### AIM OF THE TASK
Put the lines from the first one through the line containing "data-point (185, 290, 193, 298)" into a Markdown table with the columns Row and Line. Number each row, and leave out blank lines.

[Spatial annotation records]
....

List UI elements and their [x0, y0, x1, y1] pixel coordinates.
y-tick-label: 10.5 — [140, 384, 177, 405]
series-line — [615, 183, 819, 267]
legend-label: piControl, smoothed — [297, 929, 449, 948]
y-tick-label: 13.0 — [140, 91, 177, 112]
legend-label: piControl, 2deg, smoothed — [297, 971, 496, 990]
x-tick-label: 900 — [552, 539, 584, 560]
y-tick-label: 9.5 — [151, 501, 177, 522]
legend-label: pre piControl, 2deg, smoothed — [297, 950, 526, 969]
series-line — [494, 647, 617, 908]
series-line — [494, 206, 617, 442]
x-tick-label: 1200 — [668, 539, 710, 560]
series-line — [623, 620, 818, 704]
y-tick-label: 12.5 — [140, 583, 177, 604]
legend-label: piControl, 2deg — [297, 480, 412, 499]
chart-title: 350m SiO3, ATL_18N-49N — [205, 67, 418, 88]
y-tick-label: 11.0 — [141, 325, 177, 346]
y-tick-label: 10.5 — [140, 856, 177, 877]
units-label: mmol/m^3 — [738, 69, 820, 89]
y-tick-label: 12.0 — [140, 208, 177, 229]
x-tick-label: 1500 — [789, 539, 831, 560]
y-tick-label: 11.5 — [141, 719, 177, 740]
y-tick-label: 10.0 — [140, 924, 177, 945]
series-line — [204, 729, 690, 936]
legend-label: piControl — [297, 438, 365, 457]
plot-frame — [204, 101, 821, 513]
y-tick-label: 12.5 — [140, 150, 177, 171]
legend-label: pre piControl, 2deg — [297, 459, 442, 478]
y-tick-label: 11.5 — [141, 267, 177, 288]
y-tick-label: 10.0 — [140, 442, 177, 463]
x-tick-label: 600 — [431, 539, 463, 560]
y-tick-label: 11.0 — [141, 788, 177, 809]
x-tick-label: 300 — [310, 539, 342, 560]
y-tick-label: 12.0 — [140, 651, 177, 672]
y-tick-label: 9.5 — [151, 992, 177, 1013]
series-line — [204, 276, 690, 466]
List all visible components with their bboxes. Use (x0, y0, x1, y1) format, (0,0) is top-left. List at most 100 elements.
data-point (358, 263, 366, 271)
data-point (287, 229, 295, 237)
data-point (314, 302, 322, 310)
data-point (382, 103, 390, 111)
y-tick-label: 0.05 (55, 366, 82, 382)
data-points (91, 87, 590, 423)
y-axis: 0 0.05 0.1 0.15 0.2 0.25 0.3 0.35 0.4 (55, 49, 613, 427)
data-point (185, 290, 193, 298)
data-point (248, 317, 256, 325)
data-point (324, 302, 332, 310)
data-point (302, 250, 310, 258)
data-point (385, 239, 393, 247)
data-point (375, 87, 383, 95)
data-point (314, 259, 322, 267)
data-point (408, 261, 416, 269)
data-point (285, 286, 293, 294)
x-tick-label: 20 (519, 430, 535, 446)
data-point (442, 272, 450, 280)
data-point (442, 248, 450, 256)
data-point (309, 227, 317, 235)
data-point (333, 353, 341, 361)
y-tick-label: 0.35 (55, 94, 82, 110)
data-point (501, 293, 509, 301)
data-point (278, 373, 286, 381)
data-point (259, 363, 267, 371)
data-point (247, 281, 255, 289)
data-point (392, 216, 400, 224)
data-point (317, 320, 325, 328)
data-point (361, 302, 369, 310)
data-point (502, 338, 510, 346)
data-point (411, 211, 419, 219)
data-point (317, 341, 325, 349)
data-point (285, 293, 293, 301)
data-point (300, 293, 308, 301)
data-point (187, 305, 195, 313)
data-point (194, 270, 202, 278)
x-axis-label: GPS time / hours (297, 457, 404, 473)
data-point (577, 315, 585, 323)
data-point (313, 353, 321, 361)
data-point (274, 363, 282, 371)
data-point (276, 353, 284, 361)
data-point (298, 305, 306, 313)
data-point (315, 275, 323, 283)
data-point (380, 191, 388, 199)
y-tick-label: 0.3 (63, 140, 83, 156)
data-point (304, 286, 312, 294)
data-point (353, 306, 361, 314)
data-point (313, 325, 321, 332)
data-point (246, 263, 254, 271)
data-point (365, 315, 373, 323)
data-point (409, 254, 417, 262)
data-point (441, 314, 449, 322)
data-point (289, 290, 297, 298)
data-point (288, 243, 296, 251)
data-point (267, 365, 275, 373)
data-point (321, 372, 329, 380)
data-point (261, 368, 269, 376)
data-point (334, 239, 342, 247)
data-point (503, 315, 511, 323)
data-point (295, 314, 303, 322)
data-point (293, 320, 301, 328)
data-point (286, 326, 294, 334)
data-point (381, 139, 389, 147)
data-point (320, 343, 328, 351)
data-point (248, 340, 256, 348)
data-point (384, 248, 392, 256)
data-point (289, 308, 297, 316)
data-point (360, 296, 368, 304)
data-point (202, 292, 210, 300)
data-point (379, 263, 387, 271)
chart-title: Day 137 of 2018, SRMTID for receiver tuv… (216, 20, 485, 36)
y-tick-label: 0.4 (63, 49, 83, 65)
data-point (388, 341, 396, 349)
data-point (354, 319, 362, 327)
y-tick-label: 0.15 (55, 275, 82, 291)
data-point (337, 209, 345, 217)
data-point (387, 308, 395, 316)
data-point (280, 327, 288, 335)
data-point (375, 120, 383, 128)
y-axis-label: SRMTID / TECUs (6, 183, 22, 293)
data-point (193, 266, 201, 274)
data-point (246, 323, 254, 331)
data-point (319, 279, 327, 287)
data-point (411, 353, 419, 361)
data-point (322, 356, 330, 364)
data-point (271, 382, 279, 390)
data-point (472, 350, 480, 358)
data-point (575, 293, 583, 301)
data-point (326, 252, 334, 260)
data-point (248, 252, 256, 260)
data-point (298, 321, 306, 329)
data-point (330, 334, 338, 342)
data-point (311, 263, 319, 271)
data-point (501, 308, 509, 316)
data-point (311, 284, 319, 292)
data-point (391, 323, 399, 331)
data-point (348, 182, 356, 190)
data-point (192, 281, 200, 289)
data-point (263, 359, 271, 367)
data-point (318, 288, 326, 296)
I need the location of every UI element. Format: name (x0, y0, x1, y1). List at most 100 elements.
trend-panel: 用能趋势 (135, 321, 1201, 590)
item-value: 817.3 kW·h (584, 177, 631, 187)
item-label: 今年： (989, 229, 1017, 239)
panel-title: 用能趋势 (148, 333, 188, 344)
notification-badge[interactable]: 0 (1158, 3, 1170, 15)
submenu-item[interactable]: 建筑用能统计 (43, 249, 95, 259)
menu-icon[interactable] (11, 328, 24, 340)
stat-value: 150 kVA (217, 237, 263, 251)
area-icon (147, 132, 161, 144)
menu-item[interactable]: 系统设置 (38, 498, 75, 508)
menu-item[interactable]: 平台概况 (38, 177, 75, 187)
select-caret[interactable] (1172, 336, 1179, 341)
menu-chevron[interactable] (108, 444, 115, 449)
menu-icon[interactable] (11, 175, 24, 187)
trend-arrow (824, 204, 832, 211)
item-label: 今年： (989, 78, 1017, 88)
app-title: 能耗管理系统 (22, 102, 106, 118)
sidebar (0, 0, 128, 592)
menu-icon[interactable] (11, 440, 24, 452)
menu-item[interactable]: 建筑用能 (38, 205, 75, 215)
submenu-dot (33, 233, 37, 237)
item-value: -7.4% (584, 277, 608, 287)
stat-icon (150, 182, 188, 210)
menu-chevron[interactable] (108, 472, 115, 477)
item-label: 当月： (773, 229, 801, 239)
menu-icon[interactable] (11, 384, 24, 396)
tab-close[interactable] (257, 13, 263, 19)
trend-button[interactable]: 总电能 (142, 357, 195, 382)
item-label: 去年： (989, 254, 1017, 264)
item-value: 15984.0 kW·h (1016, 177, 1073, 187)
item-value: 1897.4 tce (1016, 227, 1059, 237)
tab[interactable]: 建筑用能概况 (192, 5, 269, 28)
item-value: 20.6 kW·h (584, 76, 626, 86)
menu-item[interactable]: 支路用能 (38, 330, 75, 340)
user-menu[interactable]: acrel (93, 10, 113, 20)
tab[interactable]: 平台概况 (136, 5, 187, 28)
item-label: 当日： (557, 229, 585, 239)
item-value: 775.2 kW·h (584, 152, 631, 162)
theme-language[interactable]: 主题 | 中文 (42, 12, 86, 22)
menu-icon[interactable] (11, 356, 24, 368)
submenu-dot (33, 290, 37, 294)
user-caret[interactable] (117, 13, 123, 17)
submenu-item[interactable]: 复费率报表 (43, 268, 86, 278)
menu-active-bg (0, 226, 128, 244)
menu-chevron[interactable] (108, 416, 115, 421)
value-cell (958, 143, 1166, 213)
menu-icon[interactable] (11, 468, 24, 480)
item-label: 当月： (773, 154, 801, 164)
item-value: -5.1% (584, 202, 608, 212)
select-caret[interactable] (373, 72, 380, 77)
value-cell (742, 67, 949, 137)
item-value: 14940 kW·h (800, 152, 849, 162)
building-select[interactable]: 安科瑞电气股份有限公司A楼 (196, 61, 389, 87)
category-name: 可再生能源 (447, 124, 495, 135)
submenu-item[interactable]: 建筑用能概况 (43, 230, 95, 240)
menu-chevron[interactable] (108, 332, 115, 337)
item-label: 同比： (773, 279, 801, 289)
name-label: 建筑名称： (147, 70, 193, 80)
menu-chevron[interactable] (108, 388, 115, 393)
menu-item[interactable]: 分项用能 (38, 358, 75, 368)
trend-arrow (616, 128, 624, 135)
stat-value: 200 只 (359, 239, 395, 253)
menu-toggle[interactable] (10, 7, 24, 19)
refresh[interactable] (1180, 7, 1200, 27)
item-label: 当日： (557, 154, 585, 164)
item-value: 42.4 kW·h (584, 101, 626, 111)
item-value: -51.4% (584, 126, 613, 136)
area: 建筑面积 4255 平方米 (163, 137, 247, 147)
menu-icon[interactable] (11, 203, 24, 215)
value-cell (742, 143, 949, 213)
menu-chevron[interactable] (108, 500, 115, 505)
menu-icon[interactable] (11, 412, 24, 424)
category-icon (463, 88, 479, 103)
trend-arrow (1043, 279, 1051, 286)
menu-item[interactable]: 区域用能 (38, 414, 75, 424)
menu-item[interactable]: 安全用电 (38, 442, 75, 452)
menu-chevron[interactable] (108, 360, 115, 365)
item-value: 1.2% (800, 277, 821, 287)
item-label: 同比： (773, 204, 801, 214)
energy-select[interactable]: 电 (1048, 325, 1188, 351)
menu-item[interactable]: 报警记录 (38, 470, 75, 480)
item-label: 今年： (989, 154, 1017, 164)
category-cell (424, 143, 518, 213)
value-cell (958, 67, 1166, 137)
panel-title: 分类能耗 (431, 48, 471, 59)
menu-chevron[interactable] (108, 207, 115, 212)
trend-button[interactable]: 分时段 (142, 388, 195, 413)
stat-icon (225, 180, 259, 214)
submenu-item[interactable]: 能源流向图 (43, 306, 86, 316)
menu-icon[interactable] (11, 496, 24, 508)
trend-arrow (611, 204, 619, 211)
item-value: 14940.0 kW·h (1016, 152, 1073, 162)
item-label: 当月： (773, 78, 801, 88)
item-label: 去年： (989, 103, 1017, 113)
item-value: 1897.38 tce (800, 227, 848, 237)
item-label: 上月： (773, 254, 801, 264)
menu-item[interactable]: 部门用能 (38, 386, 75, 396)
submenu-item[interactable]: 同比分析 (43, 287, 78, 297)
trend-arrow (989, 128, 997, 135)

....

### EXERCISE OUTPUT
| Row | Line |
|---|---|
| 1 | List UI elements and their [x0, y0, x1, y1] pixel coordinates. |
| 2 | y-tick-label: 10.5 — [140, 384, 177, 405] |
| 3 | series-line — [615, 183, 819, 267] |
| 4 | legend-label: piControl, smoothed — [297, 929, 449, 948] |
| 5 | y-tick-label: 13.0 — [140, 91, 177, 112] |
| 6 | legend-label: piControl, 2deg, smoothed — [297, 971, 496, 990] |
| 7 | x-tick-label: 900 — [552, 539, 584, 560] |
| 8 | y-tick-label: 9.5 — [151, 501, 177, 522] |
| 9 | legend-label: pre piControl, 2deg, smoothed — [297, 950, 526, 969] |
| 10 | series-line — [494, 647, 617, 908] |
| 11 | series-line — [494, 206, 617, 442] |
| 12 | x-tick-label: 1200 — [668, 539, 710, 560] |
| 13 | series-line — [623, 620, 818, 704] |
| 14 | y-tick-label: 12.5 — [140, 583, 177, 604] |
| 15 | legend-label: piControl, 2deg — [297, 480, 412, 499] |
| 16 | chart-title: 350m SiO3, ATL_18N-49N — [205, 67, 418, 88] |
| 17 | y-tick-label: 11.0 — [141, 325, 177, 346] |
| 18 | y-tick-label: 10.5 — [140, 856, 177, 877] |
| 19 | units-label: mmol/m^3 — [738, 69, 820, 89] |
| 20 | y-tick-label: 12.0 — [140, 208, 177, 229] |
| 21 | x-tick-label: 1500 — [789, 539, 831, 560] |
| 22 | y-tick-label: 11.5 — [141, 719, 177, 740] |
| 23 | y-tick-label: 10.0 — [140, 924, 177, 945] |
| 24 | series-line — [204, 729, 690, 936] |
| 25 | legend-label: piControl — [297, 438, 365, 457] |
| 26 | plot-frame — [204, 101, 821, 513] |
| 27 | y-tick-label: 12.5 — [140, 150, 177, 171] |
| 28 | legend-label: pre piControl, 2deg — [297, 459, 442, 478] |
| 29 | y-tick-label: 11.5 — [141, 267, 177, 288] |
| 30 | y-tick-label: 10.0 — [140, 442, 177, 463] |
| 31 | x-tick-label: 600 — [431, 539, 463, 560] |
| 32 | y-tick-label: 11.0 — [141, 788, 177, 809] |
| 33 | x-tick-label: 300 — [310, 539, 342, 560] |
| 34 | y-tick-label: 12.0 — [140, 651, 177, 672] |
| 35 | y-tick-label: 9.5 — [151, 992, 177, 1013] |
| 36 | series-line — [204, 276, 690, 466] |
| 37 | List all visible components with their bboxes. Use (x0, y0, x1, y1) format, (0,0) is top-left. List at most 100 elements. |
| 38 | data-point (358, 263, 366, 271) |
| 39 | data-point (287, 229, 295, 237) |
| 40 | data-point (314, 302, 322, 310) |
| 41 | data-point (382, 103, 390, 111) |
| 42 | y-tick-label: 0.05 (55, 366, 82, 382) |
| 43 | data-points (91, 87, 590, 423) |
| 44 | y-axis: 0 0.05 0.1 0.15 0.2 0.25 0.3 0.35 0.4 (55, 49, 613, 427) |
| 45 | data-point (185, 290, 193, 298) |